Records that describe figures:
^^^^^^^^^^^^^^^^

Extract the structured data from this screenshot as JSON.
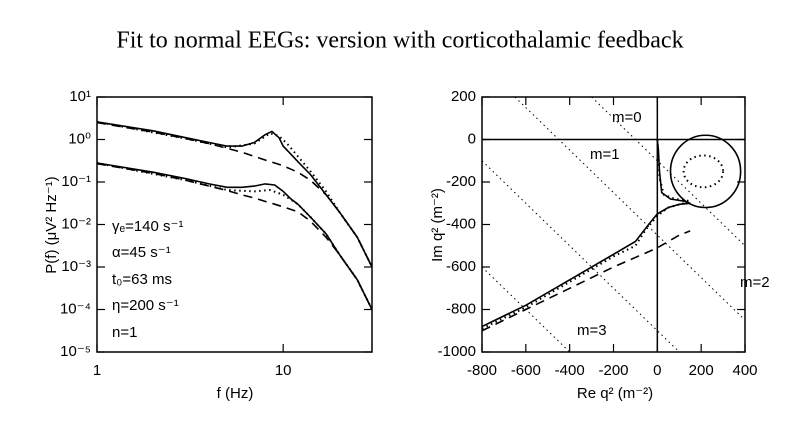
{
  "title": "Fit to normal EEGs: version with corticothalamic feedback",
  "chart_data": [
    {
      "type": "line",
      "log_x": true,
      "log_y": true,
      "xlabel": "f (Hz)",
      "ylabel": "P(f) (μV² Hz⁻¹)",
      "xlim": [
        1,
        30
      ],
      "xticks": [
        1,
        10
      ],
      "ylim": [
        1e-05,
        10
      ],
      "yticks": [
        {
          "value": 1e-05,
          "label": "10⁻⁵"
        },
        {
          "value": 0.0001,
          "label": "10⁻⁴"
        },
        {
          "value": 0.001,
          "label": "10⁻³"
        },
        {
          "value": 0.01,
          "label": "10⁻²"
        },
        {
          "value": 0.1,
          "label": "10⁻¹"
        },
        {
          "value": 1,
          "label": "10⁰"
        },
        {
          "value": 10,
          "label": "10¹"
        }
      ],
      "annotations": [
        "γₑ=140 s⁻¹",
        "α=45 s⁻¹",
        "t₀=63 ms",
        "η=200 s⁻¹",
        "n=1"
      ],
      "series": [
        {
          "dash": "solid",
          "color": "#000",
          "x": [
            1,
            2,
            3,
            4,
            5,
            6,
            7,
            8,
            8.7,
            9.5,
            10,
            11,
            12,
            14,
            17,
            20,
            25,
            30
          ],
          "values": [
            2.6,
            1.6,
            1.1,
            0.85,
            0.7,
            0.7,
            0.85,
            1.3,
            1.55,
            1.1,
            0.7,
            0.45,
            0.3,
            0.15,
            0.05,
            0.02,
            0.005,
            0.001
          ]
        },
        {
          "dash": "dashed",
          "color": "#000",
          "x": [
            1,
            2,
            3,
            4,
            5,
            6,
            7,
            8,
            9,
            10,
            11,
            12,
            14,
            17,
            20,
            25,
            30
          ],
          "values": [
            2.5,
            1.5,
            1.05,
            0.8,
            0.62,
            0.5,
            0.4,
            0.33,
            0.28,
            0.24,
            0.2,
            0.17,
            0.11,
            0.05,
            0.02,
            0.005,
            0.001
          ]
        },
        {
          "dash": "dotted",
          "color": "#000",
          "x": [
            1,
            3,
            5,
            7,
            8.5,
            9.5,
            10.5,
            12,
            14,
            17,
            20,
            25,
            30
          ],
          "values": [
            2.6,
            1.05,
            0.65,
            0.8,
            1.4,
            1.2,
            0.8,
            0.4,
            0.18,
            0.06,
            0.02,
            0.005,
            0.001
          ]
        },
        {
          "dash": "solid",
          "color": "#000",
          "x": [
            1,
            2,
            3,
            4,
            5,
            6,
            7,
            8,
            9,
            10,
            11,
            12,
            14,
            17,
            20,
            25,
            30
          ],
          "values": [
            0.28,
            0.17,
            0.12,
            0.09,
            0.075,
            0.075,
            0.08,
            0.09,
            0.085,
            0.06,
            0.04,
            0.03,
            0.015,
            0.006,
            0.002,
            0.0005,
            0.0001
          ]
        },
        {
          "dash": "dashed",
          "color": "#000",
          "x": [
            1,
            2,
            3,
            4,
            5,
            6,
            7,
            8,
            9,
            10,
            12,
            14,
            17,
            20,
            25,
            30
          ],
          "values": [
            0.27,
            0.16,
            0.11,
            0.08,
            0.063,
            0.05,
            0.042,
            0.035,
            0.03,
            0.026,
            0.02,
            0.012,
            0.005,
            0.002,
            0.0005,
            0.0001
          ]
        },
        {
          "dash": "dotted",
          "color": "#000",
          "x": [
            1,
            3,
            5,
            7,
            8.5,
            10,
            12,
            14,
            17,
            20,
            25,
            30
          ],
          "values": [
            0.28,
            0.11,
            0.065,
            0.06,
            0.065,
            0.05,
            0.03,
            0.015,
            0.006,
            0.002,
            0.0005,
            0.0001
          ]
        }
      ]
    },
    {
      "type": "line",
      "log_x": false,
      "log_y": false,
      "xlabel": "Re q² (m⁻²)",
      "ylabel": "Im q² (m⁻²)",
      "xlim": [
        -800,
        400
      ],
      "xticks": [
        -800,
        -600,
        -400,
        -200,
        0,
        200,
        400
      ],
      "ylim": [
        -1000,
        200
      ],
      "yticks": [
        -1000,
        -800,
        -600,
        -400,
        -200,
        0,
        200
      ],
      "axis_lines": {
        "x": 0,
        "y": 0
      },
      "annotations": [
        "m=0",
        "m=1",
        "m=2",
        "m=3"
      ],
      "circles": [
        {
          "dash": "solid",
          "cx": 220,
          "cy": -150,
          "rx": 160,
          "ry": 170
        },
        {
          "dash": "dotted",
          "cx": 210,
          "cy": -150,
          "rx": 90,
          "ry": 75
        }
      ],
      "series": [
        {
          "dash": "dotted",
          "color": "#000",
          "x": [
            -300,
            400
          ],
          "values": [
            200,
            -500
          ]
        },
        {
          "dash": "dotted",
          "color": "#000",
          "x": [
            -650,
            400
          ],
          "values": [
            200,
            -850
          ]
        },
        {
          "dash": "dotted",
          "color": "#000",
          "x": [
            -800,
            100
          ],
          "values": [
            -100,
            -1000
          ]
        },
        {
          "dash": "dotted",
          "color": "#000",
          "x": [
            -800,
            -400
          ],
          "values": [
            -600,
            -1000
          ]
        },
        {
          "dash": "solid",
          "color": "#000",
          "x": [
            -800,
            -600,
            -400,
            -200,
            -100,
            -40,
            0,
            50,
            100,
            150,
            120,
            60,
            20,
            10,
            5,
            0
          ],
          "values": [
            -880,
            -780,
            -660,
            -540,
            -480,
            -400,
            -350,
            -320,
            -305,
            -300,
            -290,
            -280,
            -250,
            -150,
            -50,
            0
          ]
        },
        {
          "dash": "dashed",
          "color": "#000",
          "x": [
            -800,
            -600,
            -400,
            -200,
            0,
            100,
            150
          ],
          "values": [
            -900,
            -800,
            -700,
            -600,
            -510,
            -450,
            -430
          ]
        },
        {
          "dash": "dotted",
          "color": "#000",
          "x": [
            -800,
            -600,
            -400,
            -200,
            -100,
            -50,
            0,
            50,
            120,
            150,
            80,
            30,
            10,
            5,
            0
          ],
          "values": [
            -890,
            -790,
            -670,
            -550,
            -500,
            -420,
            -360,
            -320,
            -300,
            -290,
            -280,
            -260,
            -180,
            -80,
            0
          ]
        }
      ]
    }
  ]
}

^^^^^^^^^^^^^^^^

Task prompt: Print the entries above exactly, taking out only the pictures.

Result below:
Extract the structured data from this screenshot as JSON.
{
  "title": "Fit to normal EEGs: version with corticothalamic feedback",
  "chart_data": [
    {
      "type": "line",
      "log_x": true,
      "log_y": true,
      "xlabel": "f (Hz)",
      "ylabel": "P(f) (μV² Hz⁻¹)",
      "xlim": [
        1,
        30
      ],
      "xticks": [
        1,
        10
      ],
      "ylim": [
        1e-05,
        10
      ],
      "yticks": [
        {
          "value": 1e-05,
          "label": "10⁻⁵"
        },
        {
          "value": 0.0001,
          "label": "10⁻⁴"
        },
        {
          "value": 0.001,
          "label": "10⁻³"
        },
        {
          "value": 0.01,
          "label": "10⁻²"
        },
        {
          "value": 0.1,
          "label": "10⁻¹"
        },
        {
          "value": 1,
          "label": "10⁰"
        },
        {
          "value": 10,
          "label": "10¹"
        }
      ],
      "annotations": [
        "γₑ=140 s⁻¹",
        "α=45 s⁻¹",
        "t₀=63 ms",
        "η=200 s⁻¹",
        "n=1"
      ],
      "series": [
        {
          "dash": "solid",
          "color": "#000",
          "x": [
            1,
            2,
            3,
            4,
            5,
            6,
            7,
            8,
            8.7,
            9.5,
            10,
            11,
            12,
            14,
            17,
            20,
            25,
            30
          ],
          "values": [
            2.6,
            1.6,
            1.1,
            0.85,
            0.7,
            0.7,
            0.85,
            1.3,
            1.55,
            1.1,
            0.7,
            0.45,
            0.3,
            0.15,
            0.05,
            0.02,
            0.005,
            0.001
          ]
        },
        {
          "dash": "dashed",
          "color": "#000",
          "x": [
            1,
            2,
            3,
            4,
            5,
            6,
            7,
            8,
            9,
            10,
            11,
            12,
            14,
            17,
            20,
            25,
            30
          ],
          "values": [
            2.5,
            1.5,
            1.05,
            0.8,
            0.62,
            0.5,
            0.4,
            0.33,
            0.28,
            0.24,
            0.2,
            0.17,
            0.11,
            0.05,
            0.02,
            0.005,
            0.001
          ]
        },
        {
          "dash": "dotted",
          "color": "#000",
          "x": [
            1,
            3,
            5,
            7,
            8.5,
            9.5,
            10.5,
            12,
            14,
            17,
            20,
            25,
            30
          ],
          "values": [
            2.6,
            1.05,
            0.65,
            0.8,
            1.4,
            1.2,
            0.8,
            0.4,
            0.18,
            0.06,
            0.02,
            0.005,
            0.001
          ]
        },
        {
          "dash": "solid",
          "color": "#000",
          "x": [
            1,
            2,
            3,
            4,
            5,
            6,
            7,
            8,
            9,
            10,
            11,
            12,
            14,
            17,
            20,
            25,
            30
          ],
          "values": [
            0.28,
            0.17,
            0.12,
            0.09,
            0.075,
            0.075,
            0.08,
            0.09,
            0.085,
            0.06,
            0.04,
            0.03,
            0.015,
            0.006,
            0.002,
            0.0005,
            0.0001
          ]
        },
        {
          "dash": "dashed",
          "color": "#000",
          "x": [
            1,
            2,
            3,
            4,
            5,
            6,
            7,
            8,
            9,
            10,
            12,
            14,
            17,
            20,
            25,
            30
          ],
          "values": [
            0.27,
            0.16,
            0.11,
            0.08,
            0.063,
            0.05,
            0.042,
            0.035,
            0.03,
            0.026,
            0.02,
            0.012,
            0.005,
            0.002,
            0.0005,
            0.0001
          ]
        },
        {
          "dash": "dotted",
          "color": "#000",
          "x": [
            1,
            3,
            5,
            7,
            8.5,
            10,
            12,
            14,
            17,
            20,
            25,
            30
          ],
          "values": [
            0.28,
            0.11,
            0.065,
            0.06,
            0.065,
            0.05,
            0.03,
            0.015,
            0.006,
            0.002,
            0.0005,
            0.0001
          ]
        }
      ]
    },
    {
      "type": "line",
      "log_x": false,
      "log_y": false,
      "xlabel": "Re q² (m⁻²)",
      "ylabel": "Im q² (m⁻²)",
      "xlim": [
        -800,
        400
      ],
      "xticks": [
        -800,
        -600,
        -400,
        -200,
        0,
        200,
        400
      ],
      "ylim": [
        -1000,
        200
      ],
      "yticks": [
        -1000,
        -800,
        -600,
        -400,
        -200,
        0,
        200
      ],
      "axis_lines": {
        "x": 0,
        "y": 0
      },
      "annotations": [
        "m=0",
        "m=1",
        "m=2",
        "m=3"
      ],
      "circles": [
        {
          "dash": "solid",
          "cx": 220,
          "cy": -150,
          "rx": 160,
          "ry": 170
        },
        {
          "dash": "dotted",
          "cx": 210,
          "cy": -150,
          "rx": 90,
          "ry": 75
        }
      ],
      "series": [
        {
          "dash": "dotted",
          "color": "#000",
          "x": [
            -300,
            400
          ],
          "values": [
            200,
            -500
          ]
        },
        {
          "dash": "dotted",
          "color": "#000",
          "x": [
            -650,
            400
          ],
          "values": [
            200,
            -850
          ]
        },
        {
          "dash": "dotted",
          "color": "#000",
          "x": [
            -800,
            100
          ],
          "values": [
            -100,
            -1000
          ]
        },
        {
          "dash": "dotted",
          "color": "#000",
          "x": [
            -800,
            -400
          ],
          "values": [
            -600,
            -1000
          ]
        },
        {
          "dash": "solid",
          "color": "#000",
          "x": [
            -800,
            -600,
            -400,
            -200,
            -100,
            -40,
            0,
            50,
            100,
            150,
            120,
            60,
            20,
            10,
            5,
            0
          ],
          "values": [
            -880,
            -780,
            -660,
            -540,
            -480,
            -400,
            -350,
            -320,
            -305,
            -300,
            -290,
            -280,
            -250,
            -150,
            -50,
            0
          ]
        },
        {
          "dash": "dashed",
          "color": "#000",
          "x": [
            -800,
            -600,
            -400,
            -200,
            0,
            100,
            150
          ],
          "values": [
            -900,
            -800,
            -700,
            -600,
            -510,
            -450,
            -430
          ]
        },
        {
          "dash": "dotted",
          "color": "#000",
          "x": [
            -800,
            -600,
            -400,
            -200,
            -100,
            -50,
            0,
            50,
            120,
            150,
            80,
            30,
            10,
            5,
            0
          ],
          "values": [
            -890,
            -790,
            -670,
            -550,
            -500,
            -420,
            -360,
            -320,
            -300,
            -290,
            -280,
            -260,
            -180,
            -80,
            0
          ]
        }
      ]
    }
  ]
}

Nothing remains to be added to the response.